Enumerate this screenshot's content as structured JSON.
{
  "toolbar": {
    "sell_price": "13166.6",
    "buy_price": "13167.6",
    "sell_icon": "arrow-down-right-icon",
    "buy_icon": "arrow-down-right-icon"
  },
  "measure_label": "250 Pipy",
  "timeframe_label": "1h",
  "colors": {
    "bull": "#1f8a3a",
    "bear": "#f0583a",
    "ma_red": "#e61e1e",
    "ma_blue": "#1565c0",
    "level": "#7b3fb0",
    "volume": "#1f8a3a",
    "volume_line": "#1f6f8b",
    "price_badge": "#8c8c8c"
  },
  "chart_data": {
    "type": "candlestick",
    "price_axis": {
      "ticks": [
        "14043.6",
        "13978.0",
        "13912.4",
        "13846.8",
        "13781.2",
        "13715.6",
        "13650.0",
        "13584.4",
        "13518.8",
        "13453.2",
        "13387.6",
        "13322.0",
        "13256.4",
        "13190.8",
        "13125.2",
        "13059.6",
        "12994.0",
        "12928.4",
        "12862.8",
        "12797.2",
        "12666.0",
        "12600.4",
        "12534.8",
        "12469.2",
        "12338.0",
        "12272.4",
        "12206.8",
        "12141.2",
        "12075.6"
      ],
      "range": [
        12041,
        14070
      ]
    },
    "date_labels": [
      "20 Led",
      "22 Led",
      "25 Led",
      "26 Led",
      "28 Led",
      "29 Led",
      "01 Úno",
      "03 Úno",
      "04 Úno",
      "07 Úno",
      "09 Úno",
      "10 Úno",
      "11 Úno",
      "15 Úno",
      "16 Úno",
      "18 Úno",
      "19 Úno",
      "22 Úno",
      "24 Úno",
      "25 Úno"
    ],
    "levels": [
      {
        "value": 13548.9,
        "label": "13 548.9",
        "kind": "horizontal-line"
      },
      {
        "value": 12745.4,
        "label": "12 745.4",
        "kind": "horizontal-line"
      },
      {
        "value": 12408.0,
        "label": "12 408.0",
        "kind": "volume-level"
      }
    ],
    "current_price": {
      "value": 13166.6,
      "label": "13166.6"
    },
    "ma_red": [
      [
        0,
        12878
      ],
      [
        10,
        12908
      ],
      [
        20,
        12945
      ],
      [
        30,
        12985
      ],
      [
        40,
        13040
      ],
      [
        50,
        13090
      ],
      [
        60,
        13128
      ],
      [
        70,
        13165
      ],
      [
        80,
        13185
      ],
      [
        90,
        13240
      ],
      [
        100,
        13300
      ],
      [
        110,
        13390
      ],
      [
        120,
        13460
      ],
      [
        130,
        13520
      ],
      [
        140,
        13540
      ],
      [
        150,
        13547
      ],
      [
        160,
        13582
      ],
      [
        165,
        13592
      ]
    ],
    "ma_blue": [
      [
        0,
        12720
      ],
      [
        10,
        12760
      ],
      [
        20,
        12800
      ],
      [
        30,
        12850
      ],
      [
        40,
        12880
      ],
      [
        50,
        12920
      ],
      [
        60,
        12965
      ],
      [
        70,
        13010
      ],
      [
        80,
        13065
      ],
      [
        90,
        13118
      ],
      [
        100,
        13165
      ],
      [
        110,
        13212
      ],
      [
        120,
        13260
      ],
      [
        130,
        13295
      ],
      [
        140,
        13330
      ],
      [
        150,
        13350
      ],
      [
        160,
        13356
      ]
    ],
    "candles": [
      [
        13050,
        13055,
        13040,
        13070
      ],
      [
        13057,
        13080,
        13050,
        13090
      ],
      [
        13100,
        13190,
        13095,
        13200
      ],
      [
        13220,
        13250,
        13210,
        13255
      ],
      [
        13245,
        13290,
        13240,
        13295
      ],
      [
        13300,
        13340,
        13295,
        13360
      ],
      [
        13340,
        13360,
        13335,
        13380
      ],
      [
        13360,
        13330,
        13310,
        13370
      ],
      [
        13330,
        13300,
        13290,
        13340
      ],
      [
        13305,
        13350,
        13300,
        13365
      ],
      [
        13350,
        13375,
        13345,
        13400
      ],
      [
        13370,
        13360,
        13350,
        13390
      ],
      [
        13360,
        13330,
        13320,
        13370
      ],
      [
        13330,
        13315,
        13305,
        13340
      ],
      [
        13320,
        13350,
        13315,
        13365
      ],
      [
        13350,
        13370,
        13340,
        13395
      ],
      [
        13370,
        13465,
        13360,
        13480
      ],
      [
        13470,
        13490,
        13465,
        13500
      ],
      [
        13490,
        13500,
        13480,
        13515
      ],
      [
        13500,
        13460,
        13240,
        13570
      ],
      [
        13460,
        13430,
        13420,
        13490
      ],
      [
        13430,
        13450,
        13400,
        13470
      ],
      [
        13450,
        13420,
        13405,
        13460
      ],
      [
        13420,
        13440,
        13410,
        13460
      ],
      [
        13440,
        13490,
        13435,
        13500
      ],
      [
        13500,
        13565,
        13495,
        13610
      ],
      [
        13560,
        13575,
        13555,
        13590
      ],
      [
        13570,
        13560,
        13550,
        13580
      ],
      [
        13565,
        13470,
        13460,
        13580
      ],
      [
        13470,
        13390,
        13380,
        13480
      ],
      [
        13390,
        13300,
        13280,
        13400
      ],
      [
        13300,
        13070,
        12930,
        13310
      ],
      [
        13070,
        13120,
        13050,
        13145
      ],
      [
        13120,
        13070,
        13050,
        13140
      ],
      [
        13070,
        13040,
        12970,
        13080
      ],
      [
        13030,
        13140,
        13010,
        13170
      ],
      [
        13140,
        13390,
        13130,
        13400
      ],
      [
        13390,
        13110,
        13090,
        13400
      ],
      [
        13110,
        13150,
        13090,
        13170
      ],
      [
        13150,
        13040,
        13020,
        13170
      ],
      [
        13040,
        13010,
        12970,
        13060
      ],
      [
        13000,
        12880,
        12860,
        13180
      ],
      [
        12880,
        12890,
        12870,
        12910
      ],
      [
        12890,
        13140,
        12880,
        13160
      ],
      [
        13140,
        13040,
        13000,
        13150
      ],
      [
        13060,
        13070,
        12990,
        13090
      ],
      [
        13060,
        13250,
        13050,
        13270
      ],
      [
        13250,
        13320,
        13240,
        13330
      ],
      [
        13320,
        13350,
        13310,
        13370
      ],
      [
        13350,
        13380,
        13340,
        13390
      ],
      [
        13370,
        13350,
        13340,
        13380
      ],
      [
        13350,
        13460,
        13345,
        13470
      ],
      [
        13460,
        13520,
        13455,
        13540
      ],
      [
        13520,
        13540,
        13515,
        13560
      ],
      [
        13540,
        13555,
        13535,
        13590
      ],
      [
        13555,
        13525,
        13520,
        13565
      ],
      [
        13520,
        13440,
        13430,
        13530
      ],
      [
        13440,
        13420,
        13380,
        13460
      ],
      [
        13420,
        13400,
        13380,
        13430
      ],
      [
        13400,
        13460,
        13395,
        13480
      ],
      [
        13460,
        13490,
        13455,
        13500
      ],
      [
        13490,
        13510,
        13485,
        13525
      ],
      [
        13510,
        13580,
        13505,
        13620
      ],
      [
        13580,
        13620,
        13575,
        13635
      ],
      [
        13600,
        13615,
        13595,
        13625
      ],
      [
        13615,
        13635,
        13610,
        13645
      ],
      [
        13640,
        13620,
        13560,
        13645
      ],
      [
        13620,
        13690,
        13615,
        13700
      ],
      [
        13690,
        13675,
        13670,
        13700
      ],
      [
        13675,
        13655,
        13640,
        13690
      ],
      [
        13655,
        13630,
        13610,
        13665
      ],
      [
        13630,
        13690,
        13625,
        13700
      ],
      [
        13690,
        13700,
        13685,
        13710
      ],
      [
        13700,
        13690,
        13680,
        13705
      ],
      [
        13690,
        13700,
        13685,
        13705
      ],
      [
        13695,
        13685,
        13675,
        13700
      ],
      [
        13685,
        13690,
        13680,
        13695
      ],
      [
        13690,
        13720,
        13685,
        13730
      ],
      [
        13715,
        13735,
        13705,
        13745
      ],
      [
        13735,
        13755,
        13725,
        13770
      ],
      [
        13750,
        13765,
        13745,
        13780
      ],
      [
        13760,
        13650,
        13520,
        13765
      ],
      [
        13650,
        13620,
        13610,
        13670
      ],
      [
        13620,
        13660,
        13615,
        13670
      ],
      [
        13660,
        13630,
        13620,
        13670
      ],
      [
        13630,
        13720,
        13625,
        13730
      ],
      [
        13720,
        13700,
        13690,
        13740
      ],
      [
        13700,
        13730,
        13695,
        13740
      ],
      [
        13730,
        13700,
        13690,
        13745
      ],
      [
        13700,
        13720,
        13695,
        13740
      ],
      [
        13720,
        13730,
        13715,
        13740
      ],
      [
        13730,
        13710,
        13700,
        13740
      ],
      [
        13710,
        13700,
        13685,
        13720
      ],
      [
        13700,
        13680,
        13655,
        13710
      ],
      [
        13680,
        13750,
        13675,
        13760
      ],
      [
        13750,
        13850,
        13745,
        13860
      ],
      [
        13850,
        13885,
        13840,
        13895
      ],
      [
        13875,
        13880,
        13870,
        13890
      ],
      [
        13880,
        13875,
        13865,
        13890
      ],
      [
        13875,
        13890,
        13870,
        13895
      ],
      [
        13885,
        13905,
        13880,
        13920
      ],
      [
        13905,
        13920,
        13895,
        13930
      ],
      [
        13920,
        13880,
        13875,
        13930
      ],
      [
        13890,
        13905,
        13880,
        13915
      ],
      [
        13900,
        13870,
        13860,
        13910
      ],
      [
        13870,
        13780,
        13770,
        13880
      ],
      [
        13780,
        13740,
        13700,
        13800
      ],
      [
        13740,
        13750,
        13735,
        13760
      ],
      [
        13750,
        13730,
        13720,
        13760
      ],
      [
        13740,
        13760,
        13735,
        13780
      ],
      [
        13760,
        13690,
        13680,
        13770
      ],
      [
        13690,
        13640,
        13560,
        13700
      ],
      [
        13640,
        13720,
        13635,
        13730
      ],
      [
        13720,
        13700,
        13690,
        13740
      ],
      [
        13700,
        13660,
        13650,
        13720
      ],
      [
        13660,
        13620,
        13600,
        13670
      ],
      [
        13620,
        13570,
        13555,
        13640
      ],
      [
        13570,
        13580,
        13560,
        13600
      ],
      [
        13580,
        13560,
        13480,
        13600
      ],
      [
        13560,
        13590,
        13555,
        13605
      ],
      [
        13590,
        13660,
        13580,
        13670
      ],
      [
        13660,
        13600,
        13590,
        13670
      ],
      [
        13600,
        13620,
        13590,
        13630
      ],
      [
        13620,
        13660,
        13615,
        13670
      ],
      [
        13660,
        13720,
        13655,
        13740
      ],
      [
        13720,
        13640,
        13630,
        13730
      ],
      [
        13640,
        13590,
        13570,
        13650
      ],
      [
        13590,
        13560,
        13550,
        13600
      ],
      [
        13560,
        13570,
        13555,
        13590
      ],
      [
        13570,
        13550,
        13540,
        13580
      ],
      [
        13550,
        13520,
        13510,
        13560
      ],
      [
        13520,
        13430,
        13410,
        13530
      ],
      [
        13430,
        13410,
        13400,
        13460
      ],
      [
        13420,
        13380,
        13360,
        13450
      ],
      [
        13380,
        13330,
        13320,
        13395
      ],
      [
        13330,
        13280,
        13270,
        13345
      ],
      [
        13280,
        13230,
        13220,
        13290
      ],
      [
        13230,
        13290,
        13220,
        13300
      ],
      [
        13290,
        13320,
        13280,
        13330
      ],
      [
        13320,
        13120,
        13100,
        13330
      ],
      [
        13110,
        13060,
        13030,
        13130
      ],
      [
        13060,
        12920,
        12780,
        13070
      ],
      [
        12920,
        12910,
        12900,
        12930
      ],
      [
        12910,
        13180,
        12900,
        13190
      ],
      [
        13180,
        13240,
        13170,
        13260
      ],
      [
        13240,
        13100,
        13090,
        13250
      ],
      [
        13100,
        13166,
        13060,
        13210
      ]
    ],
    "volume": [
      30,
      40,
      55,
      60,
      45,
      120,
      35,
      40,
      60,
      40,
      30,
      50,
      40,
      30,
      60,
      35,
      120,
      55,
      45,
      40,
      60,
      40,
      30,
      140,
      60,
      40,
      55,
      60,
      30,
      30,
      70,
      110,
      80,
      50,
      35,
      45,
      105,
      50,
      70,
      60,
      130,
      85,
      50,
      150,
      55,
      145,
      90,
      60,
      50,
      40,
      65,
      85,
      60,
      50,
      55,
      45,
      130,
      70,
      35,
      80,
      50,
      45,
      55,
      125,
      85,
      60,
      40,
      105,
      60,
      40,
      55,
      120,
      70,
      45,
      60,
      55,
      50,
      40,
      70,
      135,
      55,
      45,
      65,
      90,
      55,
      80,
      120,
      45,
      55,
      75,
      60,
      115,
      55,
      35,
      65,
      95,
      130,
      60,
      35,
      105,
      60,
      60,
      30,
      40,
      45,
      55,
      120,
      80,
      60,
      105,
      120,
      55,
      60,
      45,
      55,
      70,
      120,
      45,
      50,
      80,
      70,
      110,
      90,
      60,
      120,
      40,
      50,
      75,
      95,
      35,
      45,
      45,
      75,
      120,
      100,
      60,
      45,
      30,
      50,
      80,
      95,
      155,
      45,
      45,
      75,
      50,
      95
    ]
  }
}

━━━━━━━━

**The exercise**
Pick out the lines containing the string "value".

**Solution**
        "value": 13548.9,
        "value": 12745.4,
        "value": 12408.0,
      "value": 13166.6,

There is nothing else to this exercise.